__WHAT THE EXERCISE ASKS__
Reproduce every row below character for character, leaving out the pictures.

Some rows:

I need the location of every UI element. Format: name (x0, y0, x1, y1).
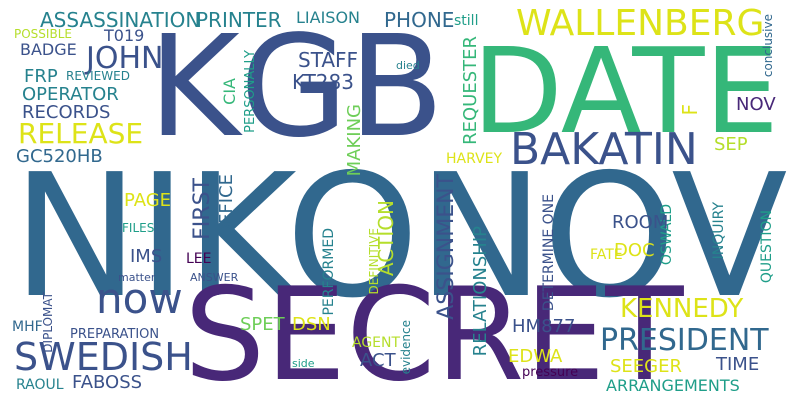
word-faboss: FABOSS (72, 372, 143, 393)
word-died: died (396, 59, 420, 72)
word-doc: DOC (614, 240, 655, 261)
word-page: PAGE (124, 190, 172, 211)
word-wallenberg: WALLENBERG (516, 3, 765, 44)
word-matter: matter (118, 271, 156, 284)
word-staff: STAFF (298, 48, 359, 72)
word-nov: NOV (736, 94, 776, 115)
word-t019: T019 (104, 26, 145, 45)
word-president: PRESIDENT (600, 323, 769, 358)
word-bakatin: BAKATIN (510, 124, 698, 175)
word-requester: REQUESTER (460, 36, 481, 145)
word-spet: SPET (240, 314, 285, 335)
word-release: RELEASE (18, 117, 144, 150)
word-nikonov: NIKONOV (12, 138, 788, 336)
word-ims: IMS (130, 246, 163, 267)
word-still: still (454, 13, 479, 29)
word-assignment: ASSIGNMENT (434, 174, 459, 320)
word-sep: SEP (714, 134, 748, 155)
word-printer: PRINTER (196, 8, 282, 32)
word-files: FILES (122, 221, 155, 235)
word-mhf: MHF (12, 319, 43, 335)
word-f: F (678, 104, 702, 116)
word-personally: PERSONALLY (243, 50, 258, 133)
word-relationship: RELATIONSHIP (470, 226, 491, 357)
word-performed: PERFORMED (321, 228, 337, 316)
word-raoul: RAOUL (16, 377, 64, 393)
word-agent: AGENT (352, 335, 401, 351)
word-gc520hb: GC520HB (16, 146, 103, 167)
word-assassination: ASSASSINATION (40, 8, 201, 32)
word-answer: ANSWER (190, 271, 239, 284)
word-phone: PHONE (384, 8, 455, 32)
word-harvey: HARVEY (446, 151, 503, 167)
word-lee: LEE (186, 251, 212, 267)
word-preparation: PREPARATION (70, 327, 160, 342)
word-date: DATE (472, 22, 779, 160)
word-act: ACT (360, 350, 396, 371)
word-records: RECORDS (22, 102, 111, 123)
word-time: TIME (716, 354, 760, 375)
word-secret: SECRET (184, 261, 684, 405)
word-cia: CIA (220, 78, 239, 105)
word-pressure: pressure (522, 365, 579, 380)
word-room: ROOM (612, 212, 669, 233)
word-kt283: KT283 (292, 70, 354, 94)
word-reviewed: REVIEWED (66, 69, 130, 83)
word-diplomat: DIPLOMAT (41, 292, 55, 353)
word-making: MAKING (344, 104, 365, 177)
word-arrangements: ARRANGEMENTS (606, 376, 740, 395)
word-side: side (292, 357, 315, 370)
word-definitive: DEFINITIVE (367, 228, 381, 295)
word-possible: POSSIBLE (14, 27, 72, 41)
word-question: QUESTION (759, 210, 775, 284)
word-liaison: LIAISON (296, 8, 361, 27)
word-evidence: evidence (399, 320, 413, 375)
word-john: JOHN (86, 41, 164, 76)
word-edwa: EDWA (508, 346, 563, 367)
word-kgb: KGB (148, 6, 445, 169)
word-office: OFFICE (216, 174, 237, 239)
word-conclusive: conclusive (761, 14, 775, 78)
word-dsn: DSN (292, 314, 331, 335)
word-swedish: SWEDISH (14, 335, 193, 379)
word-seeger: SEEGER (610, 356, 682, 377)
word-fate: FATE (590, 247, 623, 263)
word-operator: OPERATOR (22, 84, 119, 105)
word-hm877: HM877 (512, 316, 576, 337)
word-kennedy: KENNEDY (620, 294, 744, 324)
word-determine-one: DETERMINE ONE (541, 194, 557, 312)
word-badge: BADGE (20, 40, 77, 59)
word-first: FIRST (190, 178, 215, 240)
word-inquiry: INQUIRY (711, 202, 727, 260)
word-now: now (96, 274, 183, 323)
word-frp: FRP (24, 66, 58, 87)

__FINISHED ANSWER__
I need the location of every UI element. Format: name (x0, y0, x1, y1).
word-faboss: FABOSS (72, 372, 143, 393)
word-died: died (396, 59, 420, 72)
word-doc: DOC (614, 240, 655, 261)
word-page: PAGE (124, 190, 172, 211)
word-wallenberg: WALLENBERG (516, 3, 765, 44)
word-matter: matter (118, 271, 156, 284)
word-staff: STAFF (298, 48, 359, 72)
word-nov: NOV (736, 94, 776, 115)
word-t019: T019 (104, 26, 145, 45)
word-president: PRESIDENT (600, 323, 769, 358)
word-bakatin: BAKATIN (510, 124, 698, 175)
word-requester: REQUESTER (460, 36, 481, 145)
word-spet: SPET (240, 314, 285, 335)
word-release: RELEASE (18, 117, 144, 150)
word-nikonov: NIKONOV (12, 138, 788, 336)
word-ims: IMS (130, 246, 163, 267)
word-still: still (454, 13, 479, 29)
word-assignment: ASSIGNMENT (434, 174, 459, 320)
word-sep: SEP (714, 134, 748, 155)
word-printer: PRINTER (196, 8, 282, 32)
word-files: FILES (122, 221, 155, 235)
word-mhf: MHF (12, 319, 43, 335)
word-f: F (678, 104, 702, 116)
word-personally: PERSONALLY (243, 50, 258, 133)
word-relationship: RELATIONSHIP (470, 226, 491, 357)
word-performed: PERFORMED (321, 228, 337, 316)
word-raoul: RAOUL (16, 377, 64, 393)
word-agent: AGENT (352, 335, 401, 351)
word-gc520hb: GC520HB (16, 146, 103, 167)
word-assassination: ASSASSINATION (40, 8, 201, 32)
word-answer: ANSWER (190, 271, 239, 284)
word-phone: PHONE (384, 8, 455, 32)
word-harvey: HARVEY (446, 151, 503, 167)
word-lee: LEE (186, 251, 212, 267)
word-preparation: PREPARATION (70, 327, 160, 342)
word-date: DATE (472, 22, 779, 160)
word-act: ACT (360, 350, 396, 371)
word-records: RECORDS (22, 102, 111, 123)
word-time: TIME (716, 354, 760, 375)
word-secret: SECRET (184, 261, 684, 405)
word-cia: CIA (220, 78, 239, 105)
word-pressure: pressure (522, 365, 579, 380)
word-room: ROOM (612, 212, 669, 233)
word-kt283: KT283 (292, 70, 354, 94)
word-reviewed: REVIEWED (66, 69, 130, 83)
word-diplomat: DIPLOMAT (41, 292, 55, 353)
word-making: MAKING (344, 104, 365, 177)
word-arrangements: ARRANGEMENTS (606, 376, 740, 395)
word-side: side (292, 357, 315, 370)
word-definitive: DEFINITIVE (367, 228, 381, 295)
word-possible: POSSIBLE (14, 27, 72, 41)
word-question: QUESTION (759, 210, 775, 284)
word-liaison: LIAISON (296, 8, 361, 27)
word-evidence: evidence (399, 320, 413, 375)
word-john: JOHN (86, 41, 164, 76)
word-edwa: EDWA (508, 346, 563, 367)
word-kgb: KGB (148, 6, 445, 169)
word-office: OFFICE (216, 174, 237, 239)
word-conclusive: conclusive (761, 14, 775, 78)
word-dsn: DSN (292, 314, 331, 335)
word-swedish: SWEDISH (14, 335, 193, 379)
word-seeger: SEEGER (610, 356, 682, 377)
word-fate: FATE (590, 247, 623, 263)
word-operator: OPERATOR (22, 84, 119, 105)
word-hm877: HM877 (512, 316, 576, 337)
word-kennedy: KENNEDY (620, 294, 744, 324)
word-determine-one: DETERMINE ONE (541, 194, 557, 312)
word-badge: BADGE (20, 40, 77, 59)
word-first: FIRST (190, 178, 215, 240)
word-inquiry: INQUIRY (711, 202, 727, 260)
word-now: now (96, 274, 183, 323)
word-frp: FRP (24, 66, 58, 87)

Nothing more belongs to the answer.